┌─ Record excerpts
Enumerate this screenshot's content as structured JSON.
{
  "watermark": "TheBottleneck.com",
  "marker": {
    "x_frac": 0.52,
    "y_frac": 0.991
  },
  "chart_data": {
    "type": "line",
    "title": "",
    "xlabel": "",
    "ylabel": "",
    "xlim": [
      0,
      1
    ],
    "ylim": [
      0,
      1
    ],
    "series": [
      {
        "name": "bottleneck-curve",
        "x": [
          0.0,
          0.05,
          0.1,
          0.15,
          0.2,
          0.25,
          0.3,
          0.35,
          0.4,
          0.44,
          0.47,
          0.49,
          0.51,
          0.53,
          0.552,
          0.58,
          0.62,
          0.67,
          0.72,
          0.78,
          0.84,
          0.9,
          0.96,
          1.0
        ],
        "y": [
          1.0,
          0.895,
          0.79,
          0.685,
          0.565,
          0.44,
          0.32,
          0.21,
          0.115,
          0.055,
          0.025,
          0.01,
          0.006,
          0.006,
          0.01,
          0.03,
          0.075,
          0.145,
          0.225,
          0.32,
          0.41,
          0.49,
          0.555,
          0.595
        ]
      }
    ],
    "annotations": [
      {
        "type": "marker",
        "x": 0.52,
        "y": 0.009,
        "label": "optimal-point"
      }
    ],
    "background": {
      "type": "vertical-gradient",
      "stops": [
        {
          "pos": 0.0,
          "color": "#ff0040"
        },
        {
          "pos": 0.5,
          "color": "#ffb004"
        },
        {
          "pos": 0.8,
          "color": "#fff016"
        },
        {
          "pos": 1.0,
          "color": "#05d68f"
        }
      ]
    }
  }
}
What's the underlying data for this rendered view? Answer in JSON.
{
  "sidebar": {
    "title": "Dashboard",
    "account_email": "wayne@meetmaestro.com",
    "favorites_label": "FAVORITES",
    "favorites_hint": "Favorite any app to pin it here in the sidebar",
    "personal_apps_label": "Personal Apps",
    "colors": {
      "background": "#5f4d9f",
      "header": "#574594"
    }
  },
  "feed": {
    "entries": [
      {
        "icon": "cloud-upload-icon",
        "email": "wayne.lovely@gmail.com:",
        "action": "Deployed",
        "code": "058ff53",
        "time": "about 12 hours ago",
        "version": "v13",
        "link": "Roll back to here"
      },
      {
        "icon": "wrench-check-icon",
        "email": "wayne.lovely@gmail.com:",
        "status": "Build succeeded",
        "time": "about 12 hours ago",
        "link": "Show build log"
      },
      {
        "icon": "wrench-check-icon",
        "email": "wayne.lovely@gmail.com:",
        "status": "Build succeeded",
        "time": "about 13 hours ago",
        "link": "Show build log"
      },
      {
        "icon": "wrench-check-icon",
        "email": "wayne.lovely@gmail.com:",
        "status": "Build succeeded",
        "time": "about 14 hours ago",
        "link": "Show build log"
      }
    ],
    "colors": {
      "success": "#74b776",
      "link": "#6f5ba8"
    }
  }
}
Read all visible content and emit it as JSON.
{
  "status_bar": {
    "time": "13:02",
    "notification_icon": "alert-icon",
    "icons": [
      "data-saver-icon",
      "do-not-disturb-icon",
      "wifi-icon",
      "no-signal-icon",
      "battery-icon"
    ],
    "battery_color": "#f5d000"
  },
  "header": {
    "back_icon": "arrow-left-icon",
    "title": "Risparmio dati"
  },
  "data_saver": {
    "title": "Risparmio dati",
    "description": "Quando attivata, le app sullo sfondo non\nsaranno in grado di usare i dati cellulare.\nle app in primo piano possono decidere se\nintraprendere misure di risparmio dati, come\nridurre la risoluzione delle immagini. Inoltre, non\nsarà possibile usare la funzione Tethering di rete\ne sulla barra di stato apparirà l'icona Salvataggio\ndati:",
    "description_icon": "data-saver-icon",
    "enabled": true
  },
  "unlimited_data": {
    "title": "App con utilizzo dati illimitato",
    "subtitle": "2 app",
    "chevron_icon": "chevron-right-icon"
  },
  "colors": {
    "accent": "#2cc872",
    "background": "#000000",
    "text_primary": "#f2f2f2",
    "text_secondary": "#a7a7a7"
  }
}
└─
Work to be completed
Once more, set down the full listing, verbatim.

Reply
Enumerate this screenshot's content as structured JSON.
{
  "watermark": "TheBottleneck.com",
  "marker": {
    "x_frac": 0.52,
    "y_frac": 0.991
  },
  "chart_data": {
    "type": "line",
    "title": "",
    "xlabel": "",
    "ylabel": "",
    "xlim": [
      0,
      1
    ],
    "ylim": [
      0,
      1
    ],
    "series": [
      {
        "name": "bottleneck-curve",
        "x": [
          0.0,
          0.05,
          0.1,
          0.15,
          0.2,
          0.25,
          0.3,
          0.35,
          0.4,
          0.44,
          0.47,
          0.49,
          0.51,
          0.53,
          0.552,
          0.58,
          0.62,
          0.67,
          0.72,
          0.78,
          0.84,
          0.9,
          0.96,
          1.0
        ],
        "y": [
          1.0,
          0.895,
          0.79,
          0.685,
          0.565,
          0.44,
          0.32,
          0.21,
          0.115,
          0.055,
          0.025,
          0.01,
          0.006,
          0.006,
          0.01,
          0.03,
          0.075,
          0.145,
          0.225,
          0.32,
          0.41,
          0.49,
          0.555,
          0.595
        ]
      }
    ],
    "annotations": [
      {
        "type": "marker",
        "x": 0.52,
        "y": 0.009,
        "label": "optimal-point"
      }
    ],
    "background": {
      "type": "vertical-gradient",
      "stops": [
        {
          "pos": 0.0,
          "color": "#ff0040"
        },
        {
          "pos": 0.5,
          "color": "#ffb004"
        },
        {
          "pos": 0.8,
          "color": "#fff016"
        },
        {
          "pos": 1.0,
          "color": "#05d68f"
        }
      ]
    }
  }
}
What's the underlying data for this rendered view? Answer in JSON.
{
  "sidebar": {
    "title": "Dashboard",
    "account_email": "wayne@meetmaestro.com",
    "favorites_label": "FAVORITES",
    "favorites_hint": "Favorite any app to pin it here in the sidebar",
    "personal_apps_label": "Personal Apps",
    "colors": {
      "background": "#5f4d9f",
      "header": "#574594"
    }
  },
  "feed": {
    "entries": [
      {
        "icon": "cloud-upload-icon",
        "email": "wayne.lovely@gmail.com:",
        "action": "Deployed",
        "code": "058ff53",
        "time": "about 12 hours ago",
        "version": "v13",
        "link": "Roll back to here"
      },
      {
        "icon": "wrench-check-icon",
        "email": "wayne.lovely@gmail.com:",
        "status": "Build succeeded",
        "time": "about 12 hours ago",
        "link": "Show build log"
      },
      {
        "icon": "wrench-check-icon",
        "email": "wayne.lovely@gmail.com:",
        "status": "Build succeeded",
        "time": "about 13 hours ago",
        "link": "Show build log"
      },
      {
        "icon": "wrench-check-icon",
        "email": "wayne.lovely@gmail.com:",
        "status": "Build succeeded",
        "time": "about 14 hours ago",
        "link": "Show build log"
      }
    ],
    "colors": {
      "success": "#74b776",
      "link": "#6f5ba8"
    }
  }
}
Read all visible content and emit it as JSON.
{
  "status_bar": {
    "time": "13:02",
    "notification_icon": "alert-icon",
    "icons": [
      "data-saver-icon",
      "do-not-disturb-icon",
      "wifi-icon",
      "no-signal-icon",
      "battery-icon"
    ],
    "battery_color": "#f5d000"
  },
  "header": {
    "back_icon": "arrow-left-icon",
    "title": "Risparmio dati"
  },
  "data_saver": {
    "title": "Risparmio dati",
    "description": "Quando attivata, le app sullo sfondo non\nsaranno in grado di usare i dati cellulare.\nle app in primo piano possono decidere se\nintraprendere misure di risparmio dati, come\nridurre la risoluzione delle immagini. Inoltre, non\nsarà possibile usare la funzione Tethering di rete\ne sulla barra di stato apparirà l'icona Salvataggio\ndati:",
    "description_icon": "data-saver-icon",
    "enabled": true
  },
  "unlimited_data": {
    "title": "App con utilizzo dati illimitato",
    "subtitle": "2 app",
    "chevron_icon": "chevron-right-icon"
  },
  "colors": {
    "accent": "#2cc872",
    "background": "#000000",
    "text_primary": "#f2f2f2",
    "text_secondary": "#a7a7a7"
  }
}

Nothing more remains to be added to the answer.